» Given request: Reproduce the listing below exactly, minus its pictures.

(Dataset records)
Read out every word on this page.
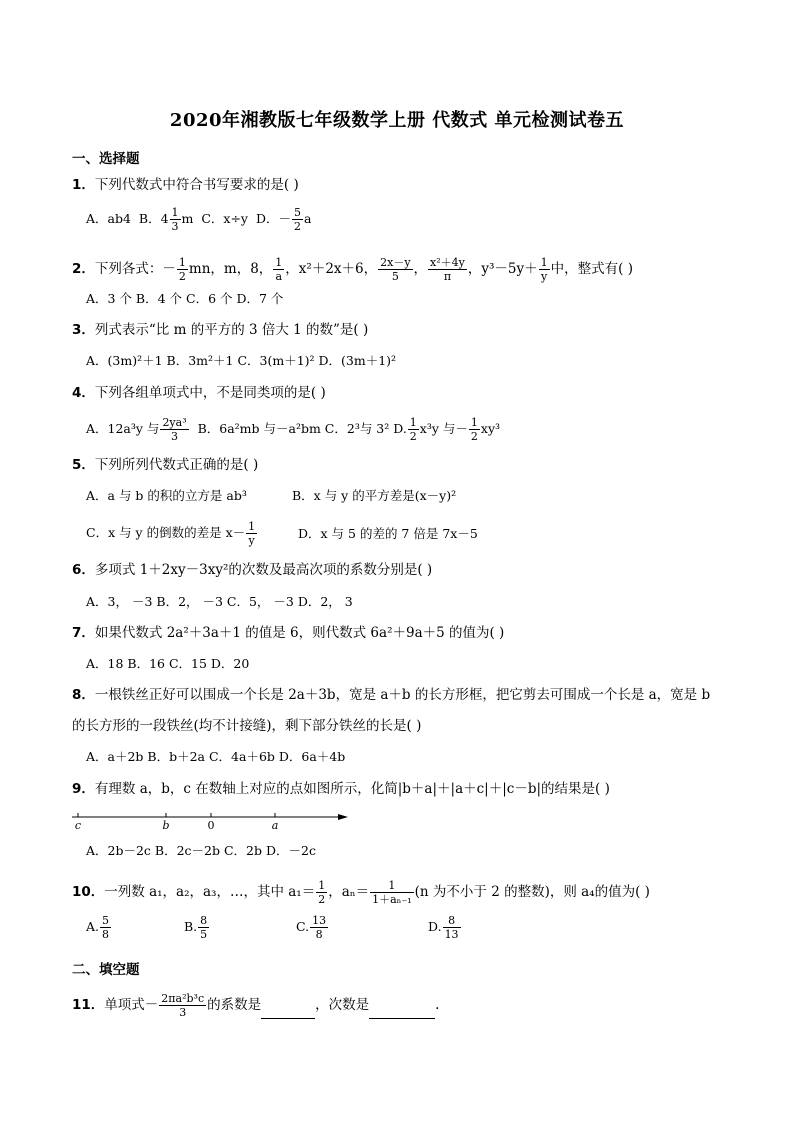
2020年湘教版七年级数学上册 代数式 单元检测试卷五
一、选择题
1．下列代数式中符合书写要求的是( )
A．ab4 B．$4 \frac{1}{3}$ m C．x÷y D．－ $\frac{5}{2}$ a
2．下列各式：－ $\frac{1}{2}$ mn，m，8， $\frac{1}{a}$ ，x²＋2x＋6， $\frac{2x-y}{5}$ ， $\frac{\text{x²＋4y}}{\pi}$ ，$y^3-5y+ \frac{1}{y}$ 中，整式有( )
A．3 个 B．4 个 C．6 个 D．7 个
3．列式表示“比 m 的平方的 3 倍大 1 的数”是( )
A．(3m)²＋1 B．3m²＋1 C．3(m＋1)² D．(3m＋1)²
4．下列各组单项式中，不是同类项的是( )
A．12a³y 与 $\frac{\text{2ya³}}{3}$ B．6a²mb 与－a²bm C．2³与 3² D. $\frac{1}{2} x^3y$ 与－ $\frac{1}{2} xy^3$
5．下列所列代数式正确的是( )
A．a 与 b 的积的立方是 ab³	B．x 与 y 的平方差是(x－y)²
C．x 与 y 的倒数的差是 $x- \frac{1}{y}$	D．x 与 5 的差的 7 倍是 7x－5
6．多项式 1＋2xy－3xy²的次数及最高次项的系数分别是( )
A．3， －3 B．2， －3 C．5， －3 D．2， 3
7．如果代数式 2a²＋3a＋1 的值是 6，则代数式 6a²＋9a＋5 的值为( )
A．18 B．16 C．15 D．20
8．一根铁丝正好可以围成一个长是 2a＋3b，宽是 a＋b 的长方形框，把它剪去可围成一个长是 a，宽是 b
的长方形的一段铁丝(均不计接缝)，剩下部分铁丝的长是( )
A．a＋2b B．b＋2a C．4a＋6b D．6a＋4b
9．有理数 a，b，c 在数轴上对应的点如图所示，化简|b＋a|＋|a＋c|＋|c－b|的结果是( )
c	b	0	a
A．2b－2c B．2c－2b C．2b D．－2c
10．一列数 a₁，a₂，a₃，…，其中 $a_1= \frac{1}{2}$ ，$a_n= \frac{1}{\text{1＋aₙ₋₁}} (n$ 为不小于 2 的整数)，则 a₄的值为( )
A. $\frac{5}{8}$	B. $\frac{8}{5}$	C. $\frac{13}{8}$	D. $\frac{8}{13}$
二、填空题
11．单项式－ $\frac{\text{2πa²b³c}}{3}$ 的系数是	，次数是	.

» Result for this exercise:
Read out every word on this page.
2020年湘教版七年级数学上册 代数式 单元检测试卷五
一、选择题
1．下列代数式中符合书写要求的是( )
A．ab4 B．$4 \frac{1}{3}$ m C．x÷y D．－ $\frac{5}{2}$ a
2．下列各式：－ $\frac{1}{2}$ mn，m，8， $\frac{1}{a}$ ，x²＋2x＋6， $\frac{2x-y}{5}$ ， $\frac{\text{x²＋4y}}{\pi}$ ，$y^3-5y+ \frac{1}{y}$ 中，整式有( )
A．3 个 B．4 个 C．6 个 D．7 个
3．列式表示“比 m 的平方的 3 倍大 1 的数”是( )
A．(3m)²＋1 B．3m²＋1 C．3(m＋1)² D．(3m＋1)²
4．下列各组单项式中，不是同类项的是( )
A．12a³y 与 $\frac{\text{2ya³}}{3}$ B．6a²mb 与－a²bm C．2³与 3² D. $\frac{1}{2} x^3y$ 与－ $\frac{1}{2} xy^3$
5．下列所列代数式正确的是( )
A．a 与 b 的积的立方是 ab³	B．x 与 y 的平方差是(x－y)²
C．x 与 y 的倒数的差是 $x- \frac{1}{y}$	D．x 与 5 的差的 7 倍是 7x－5
6．多项式 1＋2xy－3xy²的次数及最高次项的系数分别是( )
A．3， －3 B．2， －3 C．5， －3 D．2， 3
7．如果代数式 2a²＋3a＋1 的值是 6，则代数式 6a²＋9a＋5 的值为( )
A．18 B．16 C．15 D．20
8．一根铁丝正好可以围成一个长是 2a＋3b，宽是 a＋b 的长方形框，把它剪去可围成一个长是 a，宽是 b
的长方形的一段铁丝(均不计接缝)，剩下部分铁丝的长是( )
A．a＋2b B．b＋2a C．4a＋6b D．6a＋4b
9．有理数 a，b，c 在数轴上对应的点如图所示，化简|b＋a|＋|a＋c|＋|c－b|的结果是( )
c	b	0	a
A．2b－2c B．2c－2b C．2b D．－2c
10．一列数 a₁，a₂，a₃，…，其中 $a_1= \frac{1}{2}$ ，$a_n= \frac{1}{\text{1＋aₙ₋₁}} (n$ 为不小于 2 的整数)，则 a₄的值为( )
A. $\frac{5}{8}$	B. $\frac{8}{5}$	C. $\frac{13}{8}$	D. $\frac{8}{13}$
二、填空题
11．单项式－ $\frac{\text{2πa²b³c}}{3}$ 的系数是	，次数是	.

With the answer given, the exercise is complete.